Review the material line by line. Identify and copy every line that contains the string "Manager".

'''

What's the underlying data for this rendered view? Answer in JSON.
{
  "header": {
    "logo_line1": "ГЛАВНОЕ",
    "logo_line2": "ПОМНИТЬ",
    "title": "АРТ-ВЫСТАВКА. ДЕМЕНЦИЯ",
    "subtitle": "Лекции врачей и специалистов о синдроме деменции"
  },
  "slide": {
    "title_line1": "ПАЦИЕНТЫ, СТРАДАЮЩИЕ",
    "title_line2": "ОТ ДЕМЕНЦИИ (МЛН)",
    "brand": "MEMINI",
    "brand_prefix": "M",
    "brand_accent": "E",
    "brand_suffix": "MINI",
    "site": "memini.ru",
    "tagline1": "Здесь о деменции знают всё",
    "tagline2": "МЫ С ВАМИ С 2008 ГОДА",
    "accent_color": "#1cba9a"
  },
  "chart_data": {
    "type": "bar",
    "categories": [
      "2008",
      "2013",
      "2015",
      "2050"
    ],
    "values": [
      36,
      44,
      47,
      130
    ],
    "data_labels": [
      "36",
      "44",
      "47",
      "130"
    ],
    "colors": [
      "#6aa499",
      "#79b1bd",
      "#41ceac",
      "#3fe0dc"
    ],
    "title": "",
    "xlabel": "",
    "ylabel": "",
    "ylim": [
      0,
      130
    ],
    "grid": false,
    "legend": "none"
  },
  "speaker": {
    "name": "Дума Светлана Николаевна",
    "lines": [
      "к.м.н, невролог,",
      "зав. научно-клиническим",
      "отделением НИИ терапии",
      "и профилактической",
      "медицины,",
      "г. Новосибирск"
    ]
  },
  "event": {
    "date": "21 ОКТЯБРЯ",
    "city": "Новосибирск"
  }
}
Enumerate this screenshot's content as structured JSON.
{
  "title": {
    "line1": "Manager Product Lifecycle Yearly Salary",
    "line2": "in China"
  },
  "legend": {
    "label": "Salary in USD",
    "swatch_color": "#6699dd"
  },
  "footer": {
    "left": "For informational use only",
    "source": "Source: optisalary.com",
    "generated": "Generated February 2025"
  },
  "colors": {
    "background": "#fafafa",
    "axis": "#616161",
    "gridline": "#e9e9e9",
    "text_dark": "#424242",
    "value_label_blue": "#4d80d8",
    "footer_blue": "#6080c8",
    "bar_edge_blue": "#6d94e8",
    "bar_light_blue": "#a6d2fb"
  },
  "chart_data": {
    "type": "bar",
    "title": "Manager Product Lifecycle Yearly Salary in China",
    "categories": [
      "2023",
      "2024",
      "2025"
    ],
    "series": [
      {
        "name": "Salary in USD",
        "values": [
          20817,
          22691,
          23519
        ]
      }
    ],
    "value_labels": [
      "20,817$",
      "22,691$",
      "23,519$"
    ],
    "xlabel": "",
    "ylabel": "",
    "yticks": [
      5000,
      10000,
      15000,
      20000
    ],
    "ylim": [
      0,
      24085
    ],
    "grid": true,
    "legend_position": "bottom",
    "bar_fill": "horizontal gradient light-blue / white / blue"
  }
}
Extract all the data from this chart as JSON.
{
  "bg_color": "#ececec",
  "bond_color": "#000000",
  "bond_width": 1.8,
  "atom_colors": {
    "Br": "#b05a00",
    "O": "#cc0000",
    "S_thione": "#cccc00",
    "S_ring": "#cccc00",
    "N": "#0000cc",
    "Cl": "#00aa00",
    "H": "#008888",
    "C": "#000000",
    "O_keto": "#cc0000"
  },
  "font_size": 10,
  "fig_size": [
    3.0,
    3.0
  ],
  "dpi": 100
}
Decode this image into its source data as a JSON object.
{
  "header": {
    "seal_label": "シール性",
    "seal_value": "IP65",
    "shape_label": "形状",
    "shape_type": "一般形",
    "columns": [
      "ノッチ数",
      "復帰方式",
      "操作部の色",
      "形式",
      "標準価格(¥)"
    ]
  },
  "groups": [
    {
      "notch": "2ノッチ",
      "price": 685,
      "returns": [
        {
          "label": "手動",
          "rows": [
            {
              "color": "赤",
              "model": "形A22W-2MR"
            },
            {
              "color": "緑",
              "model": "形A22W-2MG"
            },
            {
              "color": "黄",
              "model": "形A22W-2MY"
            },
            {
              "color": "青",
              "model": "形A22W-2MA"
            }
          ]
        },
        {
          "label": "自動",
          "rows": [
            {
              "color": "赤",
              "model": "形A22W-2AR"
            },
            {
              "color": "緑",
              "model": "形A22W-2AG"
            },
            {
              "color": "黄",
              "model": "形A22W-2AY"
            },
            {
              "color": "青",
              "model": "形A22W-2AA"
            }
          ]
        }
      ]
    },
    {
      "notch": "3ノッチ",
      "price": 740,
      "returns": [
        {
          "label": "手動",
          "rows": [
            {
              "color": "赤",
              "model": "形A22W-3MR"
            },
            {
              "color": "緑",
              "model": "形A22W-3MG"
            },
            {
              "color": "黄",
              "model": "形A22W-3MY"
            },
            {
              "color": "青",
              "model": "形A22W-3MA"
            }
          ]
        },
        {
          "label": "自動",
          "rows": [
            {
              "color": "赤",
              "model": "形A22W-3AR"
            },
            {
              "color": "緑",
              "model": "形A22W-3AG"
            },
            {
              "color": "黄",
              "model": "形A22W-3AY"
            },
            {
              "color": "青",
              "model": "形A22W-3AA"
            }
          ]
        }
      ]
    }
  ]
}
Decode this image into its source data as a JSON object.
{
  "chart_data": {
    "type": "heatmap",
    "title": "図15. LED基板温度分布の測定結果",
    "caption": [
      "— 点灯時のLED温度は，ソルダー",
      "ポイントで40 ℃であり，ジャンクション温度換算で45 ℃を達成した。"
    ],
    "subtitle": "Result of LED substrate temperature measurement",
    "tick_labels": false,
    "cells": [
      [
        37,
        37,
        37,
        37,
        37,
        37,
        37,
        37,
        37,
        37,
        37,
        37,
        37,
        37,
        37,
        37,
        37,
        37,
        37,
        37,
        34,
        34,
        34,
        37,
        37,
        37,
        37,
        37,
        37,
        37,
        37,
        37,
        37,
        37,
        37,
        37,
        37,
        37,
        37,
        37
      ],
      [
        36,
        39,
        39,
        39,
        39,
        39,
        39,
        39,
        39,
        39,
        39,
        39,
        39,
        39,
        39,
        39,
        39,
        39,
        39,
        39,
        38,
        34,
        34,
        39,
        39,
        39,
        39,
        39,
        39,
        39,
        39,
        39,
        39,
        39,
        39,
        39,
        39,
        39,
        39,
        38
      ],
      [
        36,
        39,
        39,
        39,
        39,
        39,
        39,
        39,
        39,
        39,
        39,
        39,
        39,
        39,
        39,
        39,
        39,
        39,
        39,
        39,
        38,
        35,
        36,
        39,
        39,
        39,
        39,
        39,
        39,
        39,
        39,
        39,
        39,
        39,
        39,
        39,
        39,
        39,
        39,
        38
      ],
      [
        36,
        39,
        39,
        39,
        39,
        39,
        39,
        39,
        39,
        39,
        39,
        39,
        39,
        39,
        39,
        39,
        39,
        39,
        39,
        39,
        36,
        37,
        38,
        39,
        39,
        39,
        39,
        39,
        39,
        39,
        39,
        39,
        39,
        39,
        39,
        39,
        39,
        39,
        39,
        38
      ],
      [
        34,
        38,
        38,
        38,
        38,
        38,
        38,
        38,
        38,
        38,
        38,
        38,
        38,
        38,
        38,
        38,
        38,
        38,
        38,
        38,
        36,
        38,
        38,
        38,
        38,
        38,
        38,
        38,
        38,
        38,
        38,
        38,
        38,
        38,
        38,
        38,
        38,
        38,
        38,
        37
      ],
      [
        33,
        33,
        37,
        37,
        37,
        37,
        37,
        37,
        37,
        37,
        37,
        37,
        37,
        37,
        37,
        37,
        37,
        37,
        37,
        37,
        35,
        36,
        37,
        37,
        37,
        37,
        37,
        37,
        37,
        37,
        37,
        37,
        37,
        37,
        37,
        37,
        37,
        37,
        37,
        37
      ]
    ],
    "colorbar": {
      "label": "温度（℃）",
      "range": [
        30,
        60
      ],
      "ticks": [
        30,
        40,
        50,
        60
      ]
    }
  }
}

'''

**Worked answer**
    "line1": "Manager Product Lifecycle Yearly Salary",
    "title": "Manager Product Lifecycle Yearly Salary in China",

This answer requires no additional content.